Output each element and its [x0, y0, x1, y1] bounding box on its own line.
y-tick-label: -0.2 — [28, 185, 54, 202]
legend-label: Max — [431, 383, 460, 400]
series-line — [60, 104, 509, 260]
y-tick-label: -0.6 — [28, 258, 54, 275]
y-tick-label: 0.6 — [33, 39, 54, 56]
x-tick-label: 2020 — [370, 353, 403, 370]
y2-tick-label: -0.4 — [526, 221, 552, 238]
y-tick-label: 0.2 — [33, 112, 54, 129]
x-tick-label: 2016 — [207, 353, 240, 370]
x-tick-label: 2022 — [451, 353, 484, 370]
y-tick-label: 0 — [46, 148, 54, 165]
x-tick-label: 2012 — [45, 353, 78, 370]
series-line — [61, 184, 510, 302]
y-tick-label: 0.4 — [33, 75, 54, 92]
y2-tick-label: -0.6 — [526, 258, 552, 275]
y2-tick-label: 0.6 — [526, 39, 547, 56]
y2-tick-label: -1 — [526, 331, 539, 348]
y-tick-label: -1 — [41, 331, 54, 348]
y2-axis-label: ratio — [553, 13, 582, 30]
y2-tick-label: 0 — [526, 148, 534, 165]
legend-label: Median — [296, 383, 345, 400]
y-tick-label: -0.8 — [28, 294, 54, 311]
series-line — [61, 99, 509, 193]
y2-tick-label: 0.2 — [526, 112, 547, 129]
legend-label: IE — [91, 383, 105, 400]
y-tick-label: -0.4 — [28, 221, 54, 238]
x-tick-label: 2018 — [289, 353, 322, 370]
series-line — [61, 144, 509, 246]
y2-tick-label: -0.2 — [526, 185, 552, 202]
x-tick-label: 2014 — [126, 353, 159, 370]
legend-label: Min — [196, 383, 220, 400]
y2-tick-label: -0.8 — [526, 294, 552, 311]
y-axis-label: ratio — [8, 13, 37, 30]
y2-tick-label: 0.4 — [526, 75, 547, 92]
• • • • •
INSTRUCTIONS FOR THE TASK: Can you pull out every line of the data above that contains the string "axis"?

FULL RESPONSE:
y2-axis-label: ratio — [553, 13, 582, 30]
y-axis-label: ratio — [8, 13, 37, 30]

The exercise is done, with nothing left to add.